• _Goal_
Repeat the material exactly, every line of it.

• _Records to use_
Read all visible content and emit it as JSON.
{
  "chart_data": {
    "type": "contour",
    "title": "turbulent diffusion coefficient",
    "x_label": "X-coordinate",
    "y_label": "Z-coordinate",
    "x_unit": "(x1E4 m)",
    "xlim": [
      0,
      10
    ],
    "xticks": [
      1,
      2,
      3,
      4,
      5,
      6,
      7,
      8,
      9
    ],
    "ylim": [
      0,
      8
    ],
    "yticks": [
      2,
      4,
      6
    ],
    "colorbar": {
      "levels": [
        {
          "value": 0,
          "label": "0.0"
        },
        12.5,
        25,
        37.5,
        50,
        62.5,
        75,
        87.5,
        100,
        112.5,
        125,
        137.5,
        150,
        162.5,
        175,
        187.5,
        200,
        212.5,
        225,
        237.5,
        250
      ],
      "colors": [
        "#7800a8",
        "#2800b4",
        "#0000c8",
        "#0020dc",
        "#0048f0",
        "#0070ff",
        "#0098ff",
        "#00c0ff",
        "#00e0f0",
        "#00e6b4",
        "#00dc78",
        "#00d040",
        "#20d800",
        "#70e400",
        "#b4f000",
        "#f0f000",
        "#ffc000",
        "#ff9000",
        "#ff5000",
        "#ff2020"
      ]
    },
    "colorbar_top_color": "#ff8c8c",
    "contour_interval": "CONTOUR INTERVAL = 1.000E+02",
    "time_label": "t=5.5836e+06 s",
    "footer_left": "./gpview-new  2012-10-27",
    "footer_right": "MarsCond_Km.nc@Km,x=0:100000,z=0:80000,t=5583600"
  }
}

• _Correct answer_
Read all visible content and emit it as JSON.
{
  "chart_data": {
    "type": "contour",
    "title": "turbulent diffusion coefficient",
    "x_label": "X-coordinate",
    "y_label": "Z-coordinate",
    "x_unit": "(x1E4 m)",
    "xlim": [
      0,
      10
    ],
    "xticks": [
      1,
      2,
      3,
      4,
      5,
      6,
      7,
      8,
      9
    ],
    "ylim": [
      0,
      8
    ],
    "yticks": [
      2,
      4,
      6
    ],
    "colorbar": {
      "levels": [
        {
          "value": 0,
          "label": "0.0"
        },
        12.5,
        25,
        37.5,
        50,
        62.5,
        75,
        87.5,
        100,
        112.5,
        125,
        137.5,
        150,
        162.5,
        175,
        187.5,
        200,
        212.5,
        225,
        237.5,
        250
      ],
      "colors": [
        "#7800a8",
        "#2800b4",
        "#0000c8",
        "#0020dc",
        "#0048f0",
        "#0070ff",
        "#0098ff",
        "#00c0ff",
        "#00e0f0",
        "#00e6b4",
        "#00dc78",
        "#00d040",
        "#20d800",
        "#70e400",
        "#b4f000",
        "#f0f000",
        "#ffc000",
        "#ff9000",
        "#ff5000",
        "#ff2020"
      ]
    },
    "colorbar_top_color": "#ff8c8c",
    "contour_interval": "CONTOUR INTERVAL = 1.000E+02",
    "time_label": "t=5.5836e+06 s",
    "footer_left": "./gpview-new  2012-10-27",
    "footer_right": "MarsCond_Km.nc@Km,x=0:100000,z=0:80000,t=5583600"
  }
}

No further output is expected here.